[Stored items from a collection]
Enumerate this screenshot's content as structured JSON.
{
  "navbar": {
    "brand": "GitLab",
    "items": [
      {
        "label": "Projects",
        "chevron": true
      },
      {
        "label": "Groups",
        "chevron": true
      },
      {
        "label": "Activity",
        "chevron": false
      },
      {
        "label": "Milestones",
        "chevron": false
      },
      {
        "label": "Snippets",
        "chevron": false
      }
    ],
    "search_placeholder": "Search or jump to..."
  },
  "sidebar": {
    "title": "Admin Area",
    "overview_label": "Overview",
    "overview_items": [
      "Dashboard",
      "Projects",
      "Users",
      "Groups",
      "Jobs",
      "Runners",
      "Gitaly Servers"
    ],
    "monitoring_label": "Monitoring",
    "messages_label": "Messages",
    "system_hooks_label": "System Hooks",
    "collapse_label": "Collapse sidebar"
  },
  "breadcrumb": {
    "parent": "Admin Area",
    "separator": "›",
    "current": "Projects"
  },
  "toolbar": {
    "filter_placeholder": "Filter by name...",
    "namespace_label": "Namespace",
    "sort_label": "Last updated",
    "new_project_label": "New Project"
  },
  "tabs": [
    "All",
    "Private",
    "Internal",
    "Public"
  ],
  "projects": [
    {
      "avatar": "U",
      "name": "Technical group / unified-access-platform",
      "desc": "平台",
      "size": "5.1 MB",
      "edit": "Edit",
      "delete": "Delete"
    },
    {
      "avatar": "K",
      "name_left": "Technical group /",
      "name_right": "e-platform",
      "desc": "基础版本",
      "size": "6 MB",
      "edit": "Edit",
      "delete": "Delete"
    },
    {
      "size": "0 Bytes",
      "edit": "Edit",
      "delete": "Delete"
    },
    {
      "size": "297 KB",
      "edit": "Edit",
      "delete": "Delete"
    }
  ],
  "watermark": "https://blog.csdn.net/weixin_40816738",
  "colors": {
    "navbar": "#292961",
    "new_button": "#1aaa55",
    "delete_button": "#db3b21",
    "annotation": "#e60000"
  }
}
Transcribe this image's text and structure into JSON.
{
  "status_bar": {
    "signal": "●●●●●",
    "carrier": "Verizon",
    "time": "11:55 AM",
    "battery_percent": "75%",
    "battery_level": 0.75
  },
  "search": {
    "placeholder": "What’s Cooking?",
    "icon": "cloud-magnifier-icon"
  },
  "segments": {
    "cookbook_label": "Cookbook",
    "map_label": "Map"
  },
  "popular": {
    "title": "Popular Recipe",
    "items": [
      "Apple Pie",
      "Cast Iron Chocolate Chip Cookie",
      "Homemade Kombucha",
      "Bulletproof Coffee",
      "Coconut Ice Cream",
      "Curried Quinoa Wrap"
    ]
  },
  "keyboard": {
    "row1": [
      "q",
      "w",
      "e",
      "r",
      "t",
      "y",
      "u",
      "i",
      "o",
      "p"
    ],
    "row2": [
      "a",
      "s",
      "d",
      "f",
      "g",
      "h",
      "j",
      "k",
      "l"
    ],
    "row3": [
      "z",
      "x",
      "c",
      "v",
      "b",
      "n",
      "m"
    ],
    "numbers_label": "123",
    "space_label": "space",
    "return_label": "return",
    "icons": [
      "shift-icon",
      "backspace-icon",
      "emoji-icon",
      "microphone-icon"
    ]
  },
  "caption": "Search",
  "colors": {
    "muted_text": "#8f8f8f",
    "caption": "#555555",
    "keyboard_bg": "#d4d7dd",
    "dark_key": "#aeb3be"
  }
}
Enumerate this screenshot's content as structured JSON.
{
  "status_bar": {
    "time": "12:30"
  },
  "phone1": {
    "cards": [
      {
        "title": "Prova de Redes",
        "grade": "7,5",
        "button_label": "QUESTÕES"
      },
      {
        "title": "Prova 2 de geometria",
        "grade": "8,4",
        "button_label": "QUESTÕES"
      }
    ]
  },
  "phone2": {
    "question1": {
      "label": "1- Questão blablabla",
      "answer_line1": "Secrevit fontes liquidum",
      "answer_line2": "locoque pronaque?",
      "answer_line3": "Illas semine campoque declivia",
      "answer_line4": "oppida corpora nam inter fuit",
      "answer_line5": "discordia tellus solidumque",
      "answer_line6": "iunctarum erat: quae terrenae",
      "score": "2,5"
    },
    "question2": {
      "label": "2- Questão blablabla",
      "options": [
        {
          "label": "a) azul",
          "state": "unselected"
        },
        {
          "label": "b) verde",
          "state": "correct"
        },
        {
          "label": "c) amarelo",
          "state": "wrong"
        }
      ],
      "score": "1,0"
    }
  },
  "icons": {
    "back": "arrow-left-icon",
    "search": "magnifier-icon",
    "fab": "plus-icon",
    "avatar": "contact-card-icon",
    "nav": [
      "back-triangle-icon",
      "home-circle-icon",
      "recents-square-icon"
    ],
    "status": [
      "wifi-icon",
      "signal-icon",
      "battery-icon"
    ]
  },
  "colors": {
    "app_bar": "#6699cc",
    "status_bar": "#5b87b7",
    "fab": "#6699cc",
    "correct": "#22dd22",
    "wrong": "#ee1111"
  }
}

Given task
Go through the listing above and return every line where the word "state" occurs.

Solution
          "state": "unselected"
          "state": "correct"
          "state": "wrong"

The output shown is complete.